> [OBJECTIVE]: Reproduce the data verbatim, from the line containing "UI element localization: list" up to and including the line containing "List UI elements". Omit the pictures from your answer.

> [RECORDS PROVIDED]:

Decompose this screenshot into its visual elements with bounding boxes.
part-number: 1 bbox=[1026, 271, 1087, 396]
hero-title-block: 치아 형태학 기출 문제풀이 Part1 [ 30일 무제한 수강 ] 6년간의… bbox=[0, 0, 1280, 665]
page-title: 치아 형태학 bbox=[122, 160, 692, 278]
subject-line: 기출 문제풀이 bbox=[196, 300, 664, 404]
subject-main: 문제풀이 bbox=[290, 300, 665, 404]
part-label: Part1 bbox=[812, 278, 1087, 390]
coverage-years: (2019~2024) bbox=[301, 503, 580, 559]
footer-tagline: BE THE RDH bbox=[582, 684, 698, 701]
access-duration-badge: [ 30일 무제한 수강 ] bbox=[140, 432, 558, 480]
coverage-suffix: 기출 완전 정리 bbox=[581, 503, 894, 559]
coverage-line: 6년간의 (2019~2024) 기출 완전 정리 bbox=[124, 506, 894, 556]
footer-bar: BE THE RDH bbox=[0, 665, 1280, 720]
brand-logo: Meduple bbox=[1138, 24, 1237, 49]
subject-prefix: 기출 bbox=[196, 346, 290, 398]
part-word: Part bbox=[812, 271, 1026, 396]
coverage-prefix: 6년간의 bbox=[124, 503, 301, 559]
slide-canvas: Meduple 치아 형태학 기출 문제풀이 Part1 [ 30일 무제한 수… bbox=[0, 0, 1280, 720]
...
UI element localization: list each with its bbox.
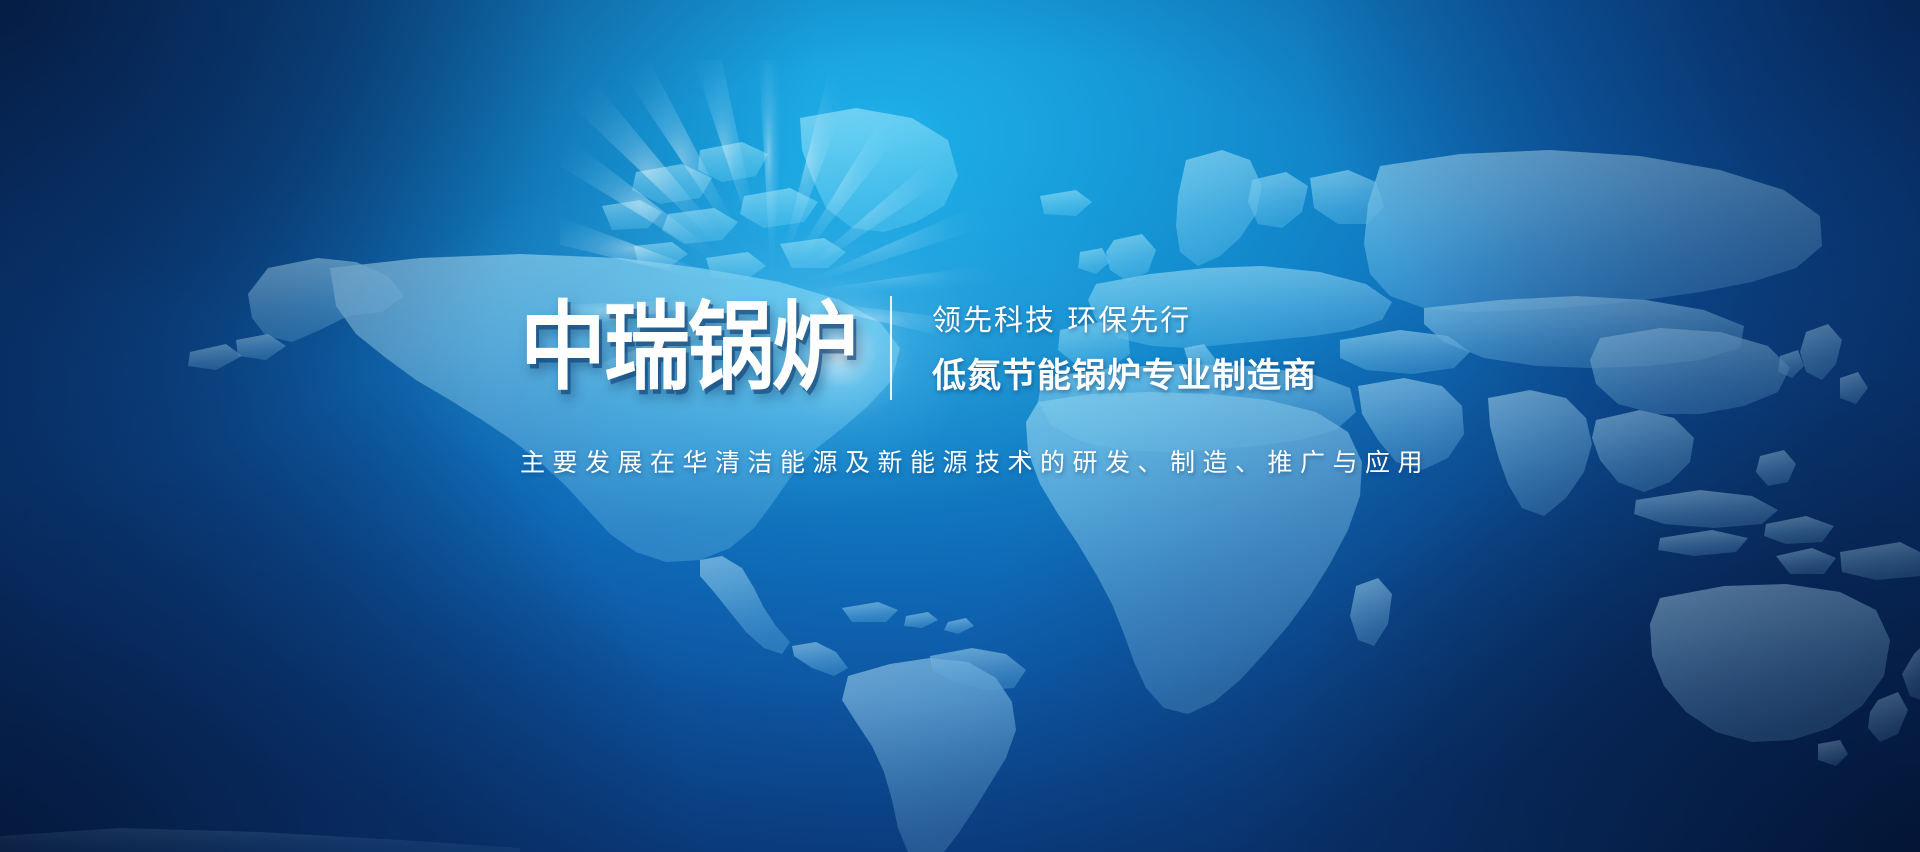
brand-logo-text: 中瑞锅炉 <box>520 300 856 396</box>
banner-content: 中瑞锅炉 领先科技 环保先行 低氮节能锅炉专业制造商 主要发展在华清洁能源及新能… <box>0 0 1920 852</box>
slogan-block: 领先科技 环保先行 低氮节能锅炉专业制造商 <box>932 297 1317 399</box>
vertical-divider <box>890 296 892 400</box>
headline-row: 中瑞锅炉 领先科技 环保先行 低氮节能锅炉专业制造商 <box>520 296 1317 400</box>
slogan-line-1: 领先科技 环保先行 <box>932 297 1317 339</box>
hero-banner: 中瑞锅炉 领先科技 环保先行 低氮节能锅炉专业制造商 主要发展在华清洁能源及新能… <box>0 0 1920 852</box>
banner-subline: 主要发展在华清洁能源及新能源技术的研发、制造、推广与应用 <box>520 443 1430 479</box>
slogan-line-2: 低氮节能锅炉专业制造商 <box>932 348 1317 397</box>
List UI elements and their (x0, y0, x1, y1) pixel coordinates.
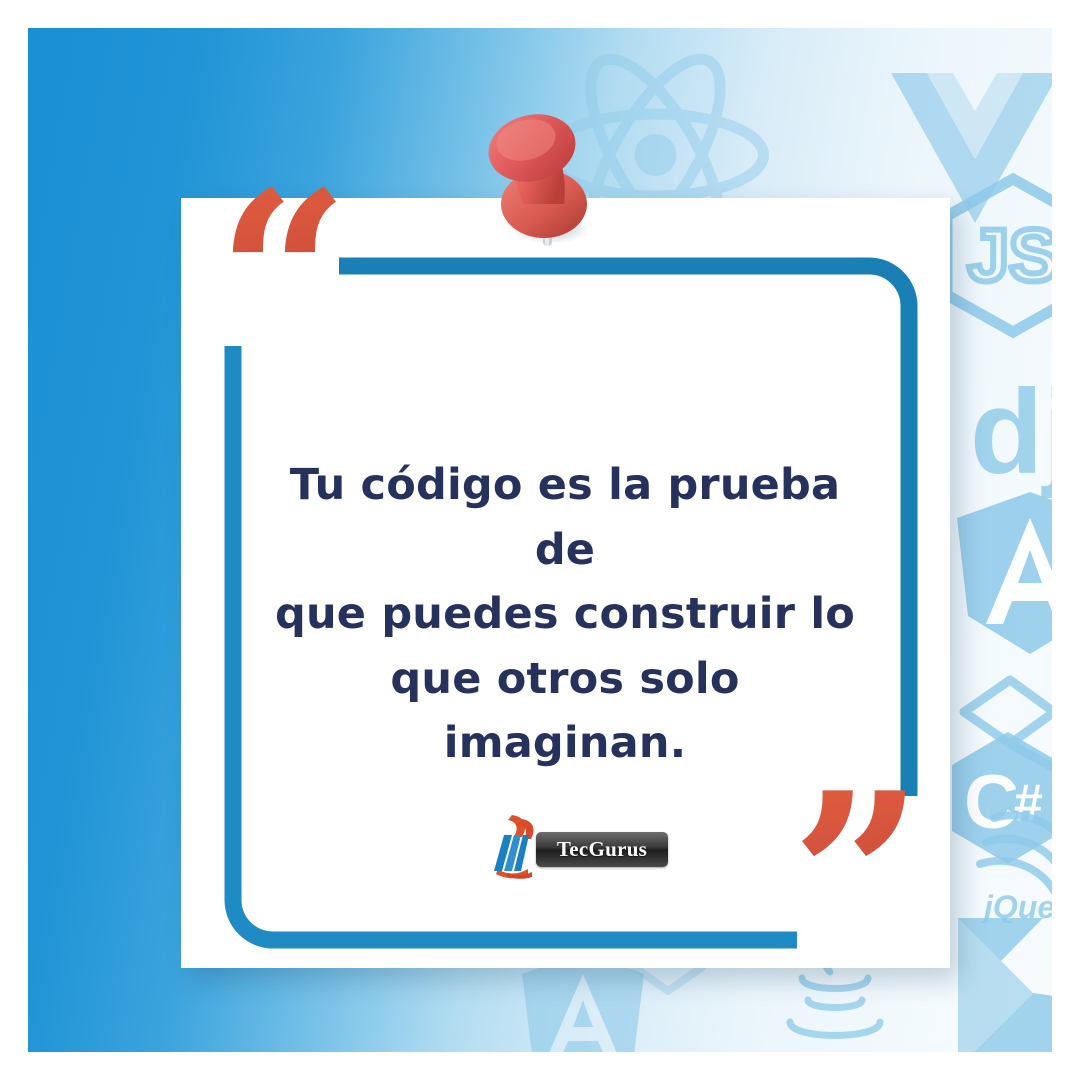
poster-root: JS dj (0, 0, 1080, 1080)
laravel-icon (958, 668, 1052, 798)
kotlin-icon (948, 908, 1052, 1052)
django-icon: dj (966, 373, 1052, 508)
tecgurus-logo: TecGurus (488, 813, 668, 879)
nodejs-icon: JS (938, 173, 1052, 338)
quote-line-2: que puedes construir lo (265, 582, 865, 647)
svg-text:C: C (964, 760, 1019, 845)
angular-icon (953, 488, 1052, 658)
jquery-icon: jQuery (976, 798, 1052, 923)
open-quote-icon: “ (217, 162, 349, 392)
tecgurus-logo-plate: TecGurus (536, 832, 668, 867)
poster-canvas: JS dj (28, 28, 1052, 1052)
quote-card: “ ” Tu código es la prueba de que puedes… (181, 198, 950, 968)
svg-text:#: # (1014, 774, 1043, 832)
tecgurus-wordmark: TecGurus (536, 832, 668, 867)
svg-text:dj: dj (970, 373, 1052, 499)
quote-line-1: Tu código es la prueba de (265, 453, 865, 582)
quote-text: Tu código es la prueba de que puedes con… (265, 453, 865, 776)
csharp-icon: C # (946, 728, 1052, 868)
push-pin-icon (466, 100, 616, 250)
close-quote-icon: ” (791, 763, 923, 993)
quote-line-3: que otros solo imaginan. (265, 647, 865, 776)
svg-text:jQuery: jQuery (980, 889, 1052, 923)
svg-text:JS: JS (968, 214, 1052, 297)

> [THE RESPONSE]:
UI element localization: list each with its bbox.
brand-logo-text: 中瑞锅炉 <box>520 300 856 396</box>
banner-content: 中瑞锅炉 领先科技 环保先行 低氮节能锅炉专业制造商 主要发展在华清洁能源及新能… <box>0 0 1920 852</box>
slogan-block: 领先科技 环保先行 低氮节能锅炉专业制造商 <box>932 297 1317 399</box>
vertical-divider <box>890 296 892 400</box>
headline-row: 中瑞锅炉 领先科技 环保先行 低氮节能锅炉专业制造商 <box>520 296 1317 400</box>
slogan-line-1: 领先科技 环保先行 <box>932 297 1317 339</box>
hero-banner: 中瑞锅炉 领先科技 环保先行 低氮节能锅炉专业制造商 主要发展在华清洁能源及新能… <box>0 0 1920 852</box>
banner-subline: 主要发展在华清洁能源及新能源技术的研发、制造、推广与应用 <box>520 443 1430 479</box>
slogan-line-2: 低氮节能锅炉专业制造商 <box>932 348 1317 397</box>
List UI elements and their (x0, y0, x1, y1) pixel coordinates.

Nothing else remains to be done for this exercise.